* _Written problem_
Tally the lines in the records underneath that contain the string "text", and state the figure by itself.
────
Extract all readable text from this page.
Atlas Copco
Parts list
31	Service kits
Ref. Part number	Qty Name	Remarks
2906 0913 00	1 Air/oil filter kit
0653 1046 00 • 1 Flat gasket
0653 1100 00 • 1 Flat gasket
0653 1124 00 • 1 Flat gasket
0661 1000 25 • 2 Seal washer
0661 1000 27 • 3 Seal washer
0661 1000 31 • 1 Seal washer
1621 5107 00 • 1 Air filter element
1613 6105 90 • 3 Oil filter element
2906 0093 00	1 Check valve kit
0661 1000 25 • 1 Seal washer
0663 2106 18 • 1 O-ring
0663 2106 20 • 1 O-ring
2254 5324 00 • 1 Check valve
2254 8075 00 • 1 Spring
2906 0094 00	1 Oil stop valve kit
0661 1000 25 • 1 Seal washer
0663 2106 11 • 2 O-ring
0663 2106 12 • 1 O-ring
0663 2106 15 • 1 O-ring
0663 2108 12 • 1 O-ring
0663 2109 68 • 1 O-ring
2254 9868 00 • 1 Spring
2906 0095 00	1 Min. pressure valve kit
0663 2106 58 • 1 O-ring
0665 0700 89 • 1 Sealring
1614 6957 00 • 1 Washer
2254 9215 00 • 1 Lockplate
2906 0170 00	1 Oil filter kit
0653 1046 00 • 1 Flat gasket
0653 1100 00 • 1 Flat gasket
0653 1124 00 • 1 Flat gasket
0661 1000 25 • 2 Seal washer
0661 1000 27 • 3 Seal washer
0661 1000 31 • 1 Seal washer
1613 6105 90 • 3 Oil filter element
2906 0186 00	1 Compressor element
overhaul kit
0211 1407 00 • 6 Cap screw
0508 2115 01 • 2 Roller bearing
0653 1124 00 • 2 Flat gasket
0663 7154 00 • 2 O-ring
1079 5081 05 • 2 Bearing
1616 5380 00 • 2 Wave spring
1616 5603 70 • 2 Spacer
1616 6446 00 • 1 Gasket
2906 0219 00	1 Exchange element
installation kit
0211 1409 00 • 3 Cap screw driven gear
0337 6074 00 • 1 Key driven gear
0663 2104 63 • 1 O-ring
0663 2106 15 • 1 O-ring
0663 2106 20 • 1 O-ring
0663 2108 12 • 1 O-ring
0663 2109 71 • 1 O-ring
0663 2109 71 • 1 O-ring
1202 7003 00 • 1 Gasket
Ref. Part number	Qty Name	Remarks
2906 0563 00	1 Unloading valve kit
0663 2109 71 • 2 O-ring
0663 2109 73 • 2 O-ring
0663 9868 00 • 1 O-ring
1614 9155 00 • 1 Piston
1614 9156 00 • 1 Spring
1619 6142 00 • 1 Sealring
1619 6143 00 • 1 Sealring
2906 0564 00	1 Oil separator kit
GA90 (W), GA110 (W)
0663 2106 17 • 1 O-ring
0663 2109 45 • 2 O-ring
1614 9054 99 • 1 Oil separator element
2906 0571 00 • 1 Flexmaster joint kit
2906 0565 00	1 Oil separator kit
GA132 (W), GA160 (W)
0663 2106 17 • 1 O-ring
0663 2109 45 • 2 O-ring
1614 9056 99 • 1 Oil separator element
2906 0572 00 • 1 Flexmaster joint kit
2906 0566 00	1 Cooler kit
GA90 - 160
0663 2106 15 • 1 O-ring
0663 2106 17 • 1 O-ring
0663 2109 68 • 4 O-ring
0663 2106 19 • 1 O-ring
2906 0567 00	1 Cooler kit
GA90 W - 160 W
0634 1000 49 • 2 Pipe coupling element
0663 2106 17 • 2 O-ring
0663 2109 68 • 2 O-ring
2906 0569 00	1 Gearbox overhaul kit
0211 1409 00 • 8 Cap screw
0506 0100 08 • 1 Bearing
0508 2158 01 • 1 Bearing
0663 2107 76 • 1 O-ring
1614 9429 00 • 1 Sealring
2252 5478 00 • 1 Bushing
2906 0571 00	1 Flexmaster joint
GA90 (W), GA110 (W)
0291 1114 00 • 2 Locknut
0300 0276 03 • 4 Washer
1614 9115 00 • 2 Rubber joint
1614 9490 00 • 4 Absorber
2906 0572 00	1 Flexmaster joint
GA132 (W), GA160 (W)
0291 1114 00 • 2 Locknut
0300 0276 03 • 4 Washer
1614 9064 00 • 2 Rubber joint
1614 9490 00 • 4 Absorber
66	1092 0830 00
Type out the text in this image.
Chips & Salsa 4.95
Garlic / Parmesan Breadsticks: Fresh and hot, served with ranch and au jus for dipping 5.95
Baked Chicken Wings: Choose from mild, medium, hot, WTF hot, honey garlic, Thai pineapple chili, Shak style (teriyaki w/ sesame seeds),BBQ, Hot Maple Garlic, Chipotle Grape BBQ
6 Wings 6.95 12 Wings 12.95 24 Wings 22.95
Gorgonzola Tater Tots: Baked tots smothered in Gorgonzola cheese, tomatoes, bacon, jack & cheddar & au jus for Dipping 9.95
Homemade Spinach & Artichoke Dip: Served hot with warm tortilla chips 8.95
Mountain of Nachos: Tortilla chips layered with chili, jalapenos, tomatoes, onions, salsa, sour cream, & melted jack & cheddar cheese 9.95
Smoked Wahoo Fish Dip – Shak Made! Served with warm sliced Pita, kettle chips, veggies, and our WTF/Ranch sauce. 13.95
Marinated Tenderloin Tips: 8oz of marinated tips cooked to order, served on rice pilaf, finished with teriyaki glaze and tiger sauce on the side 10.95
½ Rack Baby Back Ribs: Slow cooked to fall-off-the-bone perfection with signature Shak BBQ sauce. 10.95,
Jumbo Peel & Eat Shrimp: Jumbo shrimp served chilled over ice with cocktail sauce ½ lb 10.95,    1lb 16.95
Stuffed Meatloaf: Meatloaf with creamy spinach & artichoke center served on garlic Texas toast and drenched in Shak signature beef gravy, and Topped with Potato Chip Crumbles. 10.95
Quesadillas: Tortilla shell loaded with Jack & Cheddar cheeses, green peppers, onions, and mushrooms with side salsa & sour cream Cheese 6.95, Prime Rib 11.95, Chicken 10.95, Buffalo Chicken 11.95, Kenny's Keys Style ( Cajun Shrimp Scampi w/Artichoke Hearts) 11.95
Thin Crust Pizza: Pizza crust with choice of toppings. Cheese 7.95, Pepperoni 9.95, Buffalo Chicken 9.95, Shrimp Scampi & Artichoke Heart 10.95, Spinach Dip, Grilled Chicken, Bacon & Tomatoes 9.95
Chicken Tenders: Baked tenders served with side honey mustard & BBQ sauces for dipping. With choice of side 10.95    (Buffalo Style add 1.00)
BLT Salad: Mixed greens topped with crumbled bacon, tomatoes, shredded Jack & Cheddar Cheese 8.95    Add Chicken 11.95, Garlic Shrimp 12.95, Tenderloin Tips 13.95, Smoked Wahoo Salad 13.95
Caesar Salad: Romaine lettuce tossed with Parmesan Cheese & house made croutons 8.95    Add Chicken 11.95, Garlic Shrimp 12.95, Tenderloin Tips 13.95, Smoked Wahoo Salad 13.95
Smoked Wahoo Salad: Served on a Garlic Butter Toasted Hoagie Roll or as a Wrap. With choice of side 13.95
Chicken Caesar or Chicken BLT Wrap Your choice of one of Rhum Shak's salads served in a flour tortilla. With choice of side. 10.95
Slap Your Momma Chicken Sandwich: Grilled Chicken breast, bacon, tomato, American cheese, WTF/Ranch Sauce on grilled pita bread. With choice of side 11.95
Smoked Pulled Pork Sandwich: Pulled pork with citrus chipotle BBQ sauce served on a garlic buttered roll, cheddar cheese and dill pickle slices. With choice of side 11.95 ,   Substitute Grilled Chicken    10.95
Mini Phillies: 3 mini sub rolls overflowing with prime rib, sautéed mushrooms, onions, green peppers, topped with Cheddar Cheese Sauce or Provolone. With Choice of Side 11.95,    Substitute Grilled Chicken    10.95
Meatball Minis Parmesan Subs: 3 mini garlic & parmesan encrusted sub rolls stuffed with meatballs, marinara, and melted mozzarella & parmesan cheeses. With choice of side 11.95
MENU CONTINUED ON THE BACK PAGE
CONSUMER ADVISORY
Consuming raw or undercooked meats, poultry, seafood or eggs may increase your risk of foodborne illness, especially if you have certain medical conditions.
────
* _Answer for the task_
2